▶ Do this:
Go through the material below, count the lines with the word "name", and reply with the count alone.
— start of Material shown —
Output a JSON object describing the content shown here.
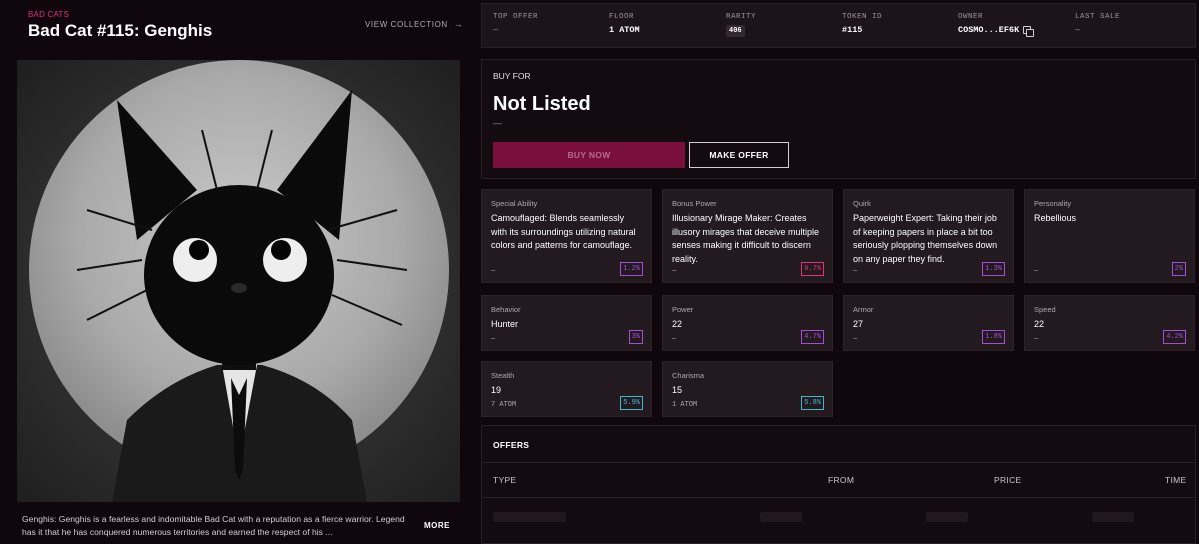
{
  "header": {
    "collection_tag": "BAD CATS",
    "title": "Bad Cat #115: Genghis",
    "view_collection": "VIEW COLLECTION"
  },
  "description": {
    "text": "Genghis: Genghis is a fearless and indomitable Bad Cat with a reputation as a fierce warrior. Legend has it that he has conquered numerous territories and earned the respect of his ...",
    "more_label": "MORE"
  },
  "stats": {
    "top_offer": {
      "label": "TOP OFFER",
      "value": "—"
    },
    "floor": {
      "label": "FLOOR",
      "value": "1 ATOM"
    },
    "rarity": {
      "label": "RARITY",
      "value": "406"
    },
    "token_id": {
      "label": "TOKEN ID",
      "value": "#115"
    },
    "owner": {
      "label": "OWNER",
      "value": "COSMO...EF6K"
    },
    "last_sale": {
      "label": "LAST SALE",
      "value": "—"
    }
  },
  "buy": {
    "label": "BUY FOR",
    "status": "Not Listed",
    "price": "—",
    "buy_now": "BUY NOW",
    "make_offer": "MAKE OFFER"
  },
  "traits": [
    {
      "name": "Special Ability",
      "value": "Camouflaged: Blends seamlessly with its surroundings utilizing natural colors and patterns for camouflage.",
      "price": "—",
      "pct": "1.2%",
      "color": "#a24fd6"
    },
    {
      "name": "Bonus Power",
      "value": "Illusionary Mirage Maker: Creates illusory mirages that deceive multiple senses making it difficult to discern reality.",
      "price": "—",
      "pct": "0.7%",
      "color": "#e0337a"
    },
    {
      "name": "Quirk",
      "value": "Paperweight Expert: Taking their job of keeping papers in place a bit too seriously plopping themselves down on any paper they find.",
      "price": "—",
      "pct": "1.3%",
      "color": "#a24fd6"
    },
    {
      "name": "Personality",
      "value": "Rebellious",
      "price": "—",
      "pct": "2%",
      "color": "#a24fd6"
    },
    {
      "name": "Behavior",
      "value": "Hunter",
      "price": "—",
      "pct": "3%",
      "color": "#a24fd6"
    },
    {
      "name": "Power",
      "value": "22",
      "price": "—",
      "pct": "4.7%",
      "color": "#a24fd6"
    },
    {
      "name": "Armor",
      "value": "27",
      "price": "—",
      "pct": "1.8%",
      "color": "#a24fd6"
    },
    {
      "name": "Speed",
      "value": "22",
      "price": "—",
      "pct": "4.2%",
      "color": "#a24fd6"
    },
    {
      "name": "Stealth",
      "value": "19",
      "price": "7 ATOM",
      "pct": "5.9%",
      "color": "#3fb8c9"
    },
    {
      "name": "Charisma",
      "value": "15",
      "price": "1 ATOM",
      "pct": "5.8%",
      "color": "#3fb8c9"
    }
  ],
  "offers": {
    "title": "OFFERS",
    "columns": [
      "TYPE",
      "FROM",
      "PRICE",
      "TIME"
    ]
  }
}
— end of Material shown —
▶ Solution to the problem:
10